Page excerpt:
______
My response to Naipaul’s writing was a different sort of frustration. His prose was never muddy—it’s difficult indeed to find an excess word—and even in the early work, his control was already magisterial. He seemed to have had the benefit of an excellent education, both in Trinidad and at Oxford, without having incurred any of its bad habits. Instead, I struggled to locate a point of entry; I couldn’t quite find my way into Naipaul’s quarrel with India or move beyond the texture of Trinidadian street life. My viewpoint was too Western, shaped almost exclusively by American and European literature. And Naipaul, scourge of the colonizer and colonized alike, allowed no easy vantage. His prose taught me that I was a lazy reader, but in a way I couldn’t immediately recognize or correct.
I wouldn’t learn, however, to become a better reader or writer from the man himself. Naipaul showed up at Wesleyan a week late, as I recall, and his feeling at being caged there was palpable. A more unhappy face I have seldom seen. I felt I couldn’t make out his features, so twisted were they by his inner state. He seemed ill at ease, a slight man perspiring heavily, overdressed, unprepared for the tropics of Middletown in September. Indeed, my first sense was that he was frightened. When it became clear, though, that no one else would take on the task, he began going through the pile of our stories before him. He had read them—that he made clear—and he had something punishing to say about almost all of them. For mine—and perhaps I remember it this way because it was mine—he seemed to reserve special contempt because it was told from a woman’s perspective and was in part about the destructive boredom of caring for small children. Why write about such a thing, he asked, visibly riled. What was the point?
I already knew the story was slight, and that it had been overpraised by my previous professor, perhaps because it had captured a mood of hers. And it was written not only about but from the vortex of depression. Much that made fiction pleasurable—or meaningful—was absent from my story. Still, his pique reminded me of my customers that summer when their prime rib was not cooked to their required level of doneness. I had learned that people will behave very badly in restaurants, given the slightest excuse; now I was witnessing it in the classroom.
______
Record set:
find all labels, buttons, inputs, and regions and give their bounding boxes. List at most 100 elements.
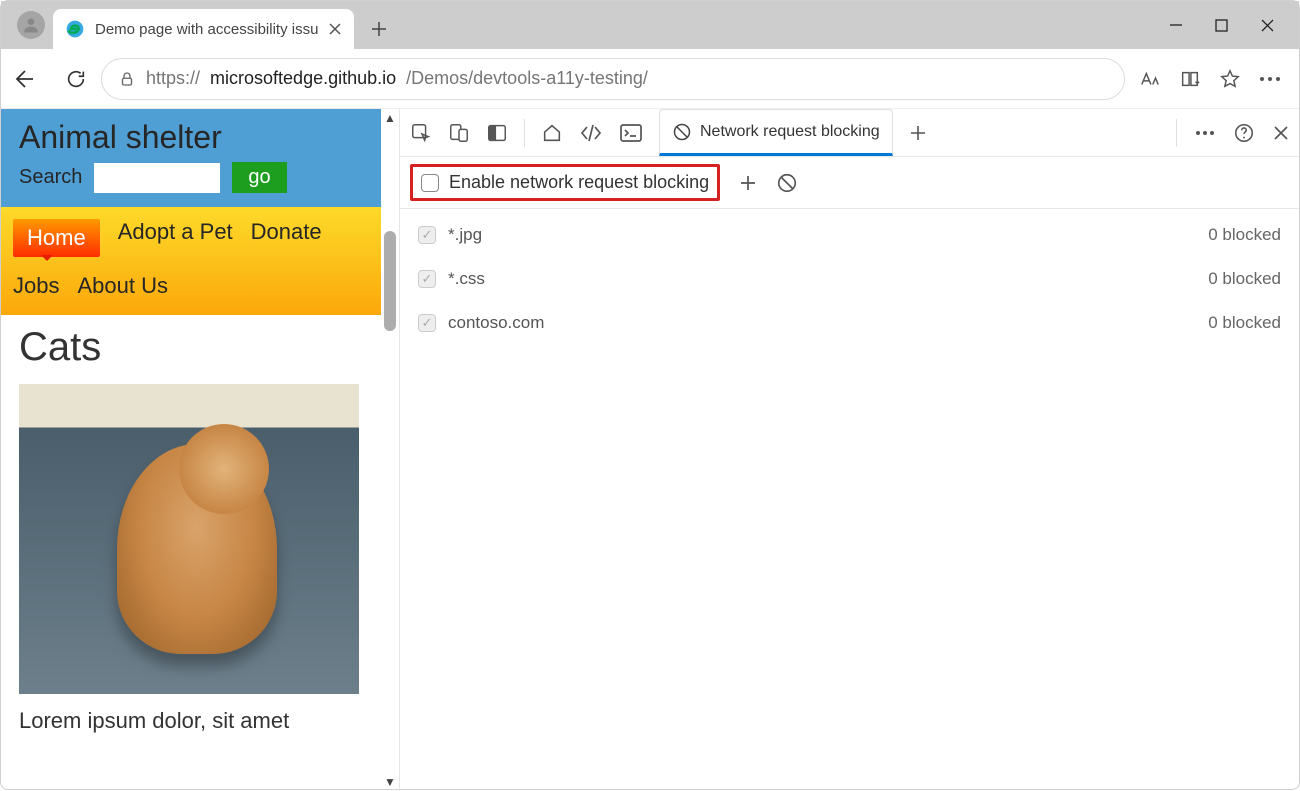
______
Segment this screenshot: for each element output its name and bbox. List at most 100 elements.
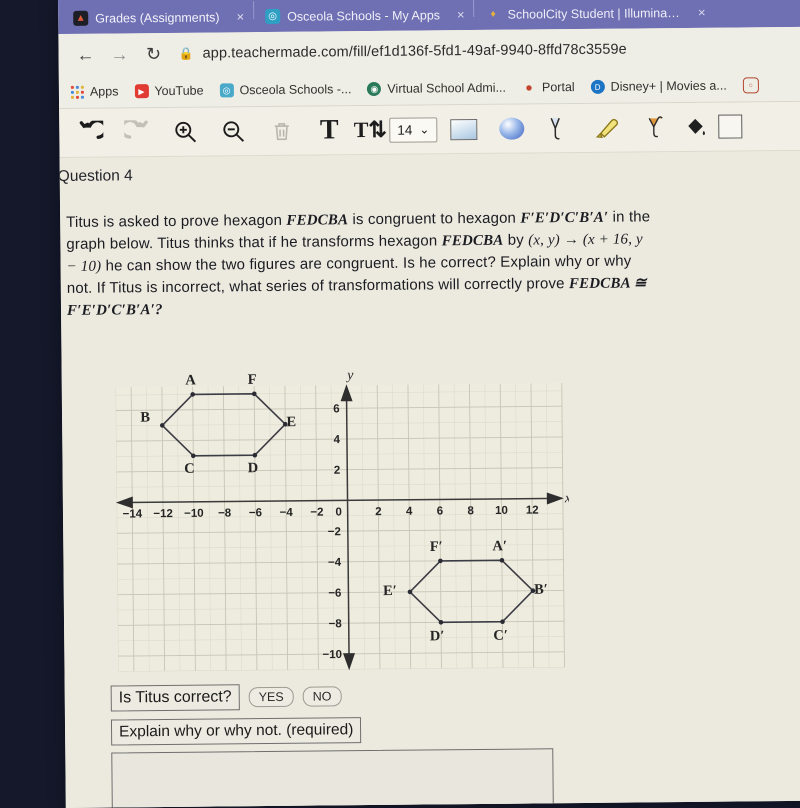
______
Exercise: Rewrite the Naipaul excerpt starting at "I already knew" and ending at "in the classroom.", swapping "restaurants" for "cafeterias".

Finished exercise:
I already knew the story was slight, and that it had been overpraised by my previous professor, perhaps because it had captured a mood of hers. And it was written not only about but from the vortex of depression. Much that made fiction pleasurable—or meaningful—was absent from my story. Still, his pique reminded me of my customers that summer when their prime rib was not cooked to their required level of doneness. I had learned that people will behave very badly in cafeterias, given the slightest excuse; now I was witnessing it in the classroom.